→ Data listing
● ● ● ● ● ● ●
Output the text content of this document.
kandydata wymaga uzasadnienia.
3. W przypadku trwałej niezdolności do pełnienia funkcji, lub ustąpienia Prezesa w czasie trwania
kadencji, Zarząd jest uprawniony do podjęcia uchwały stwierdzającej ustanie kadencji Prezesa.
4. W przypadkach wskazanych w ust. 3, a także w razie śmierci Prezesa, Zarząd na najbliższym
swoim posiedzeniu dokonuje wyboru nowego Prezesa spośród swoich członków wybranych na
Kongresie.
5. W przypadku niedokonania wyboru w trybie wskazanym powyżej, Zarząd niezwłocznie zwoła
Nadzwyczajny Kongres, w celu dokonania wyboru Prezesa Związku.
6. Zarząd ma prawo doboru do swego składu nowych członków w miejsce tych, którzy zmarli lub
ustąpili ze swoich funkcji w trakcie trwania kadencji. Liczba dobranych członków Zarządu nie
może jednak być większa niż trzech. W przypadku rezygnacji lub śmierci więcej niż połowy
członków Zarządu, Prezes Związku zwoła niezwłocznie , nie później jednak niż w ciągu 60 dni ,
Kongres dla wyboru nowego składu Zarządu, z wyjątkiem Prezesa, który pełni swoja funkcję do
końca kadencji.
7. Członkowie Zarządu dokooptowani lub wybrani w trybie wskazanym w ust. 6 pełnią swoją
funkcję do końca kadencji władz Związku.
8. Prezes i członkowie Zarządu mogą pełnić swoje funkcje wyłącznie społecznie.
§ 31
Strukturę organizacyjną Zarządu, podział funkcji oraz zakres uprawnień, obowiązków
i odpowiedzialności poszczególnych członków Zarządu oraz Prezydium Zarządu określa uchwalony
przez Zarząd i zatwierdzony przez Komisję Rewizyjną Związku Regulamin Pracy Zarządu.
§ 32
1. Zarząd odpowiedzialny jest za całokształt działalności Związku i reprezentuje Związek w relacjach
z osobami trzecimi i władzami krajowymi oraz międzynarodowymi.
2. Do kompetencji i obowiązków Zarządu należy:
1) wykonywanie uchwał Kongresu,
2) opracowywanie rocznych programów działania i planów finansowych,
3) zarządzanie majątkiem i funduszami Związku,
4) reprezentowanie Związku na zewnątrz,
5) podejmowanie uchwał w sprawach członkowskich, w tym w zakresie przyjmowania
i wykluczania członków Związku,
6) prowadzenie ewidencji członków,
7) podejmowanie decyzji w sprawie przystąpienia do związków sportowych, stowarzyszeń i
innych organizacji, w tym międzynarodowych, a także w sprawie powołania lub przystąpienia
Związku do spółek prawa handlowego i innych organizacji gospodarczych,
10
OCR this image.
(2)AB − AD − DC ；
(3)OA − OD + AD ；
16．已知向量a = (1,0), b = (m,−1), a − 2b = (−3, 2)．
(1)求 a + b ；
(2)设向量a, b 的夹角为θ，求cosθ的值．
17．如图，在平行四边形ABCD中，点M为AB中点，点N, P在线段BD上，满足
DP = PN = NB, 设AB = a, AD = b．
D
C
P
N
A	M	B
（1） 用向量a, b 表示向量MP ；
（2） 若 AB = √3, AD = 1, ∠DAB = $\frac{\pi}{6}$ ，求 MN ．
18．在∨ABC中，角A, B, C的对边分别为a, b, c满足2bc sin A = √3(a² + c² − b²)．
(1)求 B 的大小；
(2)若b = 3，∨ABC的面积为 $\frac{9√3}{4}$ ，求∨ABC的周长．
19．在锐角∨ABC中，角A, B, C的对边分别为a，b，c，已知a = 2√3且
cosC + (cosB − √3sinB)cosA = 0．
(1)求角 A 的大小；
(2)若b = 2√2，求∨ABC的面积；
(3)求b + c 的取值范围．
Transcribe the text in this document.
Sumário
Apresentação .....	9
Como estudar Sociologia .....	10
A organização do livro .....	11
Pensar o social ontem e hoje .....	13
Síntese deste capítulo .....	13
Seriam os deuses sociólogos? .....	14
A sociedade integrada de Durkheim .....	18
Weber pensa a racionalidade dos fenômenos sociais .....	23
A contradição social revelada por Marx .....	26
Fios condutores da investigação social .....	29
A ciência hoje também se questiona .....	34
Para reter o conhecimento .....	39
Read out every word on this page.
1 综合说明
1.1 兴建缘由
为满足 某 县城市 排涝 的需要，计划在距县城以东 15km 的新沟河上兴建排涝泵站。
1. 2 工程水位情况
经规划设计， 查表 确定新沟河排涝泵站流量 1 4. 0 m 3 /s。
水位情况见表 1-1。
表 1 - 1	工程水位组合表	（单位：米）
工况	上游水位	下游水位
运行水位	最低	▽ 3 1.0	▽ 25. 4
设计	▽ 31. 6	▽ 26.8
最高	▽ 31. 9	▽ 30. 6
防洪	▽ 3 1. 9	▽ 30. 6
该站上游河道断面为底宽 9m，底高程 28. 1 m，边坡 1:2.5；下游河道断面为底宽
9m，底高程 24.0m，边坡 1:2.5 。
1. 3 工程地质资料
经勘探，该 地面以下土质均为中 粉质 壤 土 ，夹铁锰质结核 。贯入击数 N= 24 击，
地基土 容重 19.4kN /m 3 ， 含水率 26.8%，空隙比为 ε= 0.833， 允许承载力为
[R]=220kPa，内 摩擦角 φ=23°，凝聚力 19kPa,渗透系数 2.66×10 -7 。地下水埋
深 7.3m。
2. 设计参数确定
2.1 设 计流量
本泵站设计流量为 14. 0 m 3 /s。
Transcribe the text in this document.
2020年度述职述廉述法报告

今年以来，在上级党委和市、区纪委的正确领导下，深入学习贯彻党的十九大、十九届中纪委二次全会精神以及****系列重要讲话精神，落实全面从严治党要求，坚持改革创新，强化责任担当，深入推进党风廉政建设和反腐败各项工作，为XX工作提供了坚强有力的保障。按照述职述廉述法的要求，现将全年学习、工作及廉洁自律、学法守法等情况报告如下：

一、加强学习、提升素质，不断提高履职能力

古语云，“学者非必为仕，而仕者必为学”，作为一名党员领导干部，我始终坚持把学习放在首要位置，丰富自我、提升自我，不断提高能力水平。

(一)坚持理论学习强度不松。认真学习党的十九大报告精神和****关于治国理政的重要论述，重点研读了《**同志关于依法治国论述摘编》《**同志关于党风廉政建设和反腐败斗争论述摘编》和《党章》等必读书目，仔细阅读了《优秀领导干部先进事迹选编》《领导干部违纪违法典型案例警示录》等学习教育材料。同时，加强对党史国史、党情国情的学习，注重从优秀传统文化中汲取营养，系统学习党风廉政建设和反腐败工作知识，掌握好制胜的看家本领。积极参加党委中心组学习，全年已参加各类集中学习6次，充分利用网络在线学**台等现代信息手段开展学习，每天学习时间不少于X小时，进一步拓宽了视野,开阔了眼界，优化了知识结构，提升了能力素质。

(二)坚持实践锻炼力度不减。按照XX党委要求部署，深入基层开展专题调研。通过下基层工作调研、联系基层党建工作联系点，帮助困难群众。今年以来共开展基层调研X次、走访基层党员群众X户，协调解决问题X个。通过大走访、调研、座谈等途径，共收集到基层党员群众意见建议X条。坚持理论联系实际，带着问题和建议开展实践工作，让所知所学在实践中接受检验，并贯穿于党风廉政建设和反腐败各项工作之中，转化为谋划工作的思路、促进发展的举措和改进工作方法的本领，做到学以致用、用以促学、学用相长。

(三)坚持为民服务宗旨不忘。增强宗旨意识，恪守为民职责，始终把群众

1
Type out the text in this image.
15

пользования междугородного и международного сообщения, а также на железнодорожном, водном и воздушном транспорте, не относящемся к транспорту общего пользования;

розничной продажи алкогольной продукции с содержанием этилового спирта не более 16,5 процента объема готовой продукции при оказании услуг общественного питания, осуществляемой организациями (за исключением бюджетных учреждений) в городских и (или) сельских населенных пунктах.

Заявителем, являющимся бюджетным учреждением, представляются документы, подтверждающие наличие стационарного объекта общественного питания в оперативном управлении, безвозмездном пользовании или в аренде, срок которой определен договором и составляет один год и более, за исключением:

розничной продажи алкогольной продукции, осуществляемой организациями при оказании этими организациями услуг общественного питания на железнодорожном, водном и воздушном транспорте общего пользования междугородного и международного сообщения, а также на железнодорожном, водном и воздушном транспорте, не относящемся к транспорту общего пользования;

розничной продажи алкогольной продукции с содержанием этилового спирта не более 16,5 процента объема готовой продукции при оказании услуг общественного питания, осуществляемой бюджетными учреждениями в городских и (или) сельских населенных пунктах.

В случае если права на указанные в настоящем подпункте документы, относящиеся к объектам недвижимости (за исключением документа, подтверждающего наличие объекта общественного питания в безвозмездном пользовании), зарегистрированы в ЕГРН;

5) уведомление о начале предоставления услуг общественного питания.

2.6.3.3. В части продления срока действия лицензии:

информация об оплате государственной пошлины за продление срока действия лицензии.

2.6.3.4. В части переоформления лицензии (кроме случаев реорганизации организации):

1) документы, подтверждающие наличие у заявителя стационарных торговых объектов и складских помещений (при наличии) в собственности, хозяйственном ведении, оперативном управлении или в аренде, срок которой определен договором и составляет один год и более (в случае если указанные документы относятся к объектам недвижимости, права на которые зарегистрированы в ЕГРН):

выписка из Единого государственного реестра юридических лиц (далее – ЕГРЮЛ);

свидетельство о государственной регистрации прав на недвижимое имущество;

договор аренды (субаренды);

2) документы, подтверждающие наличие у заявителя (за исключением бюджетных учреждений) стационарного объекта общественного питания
● ● ● ● ● ● ●
→ TASK PROMPT
Count the lines that include the word "swoich" and state the result as a bare number.

→ WRITTEN SOLUTION
2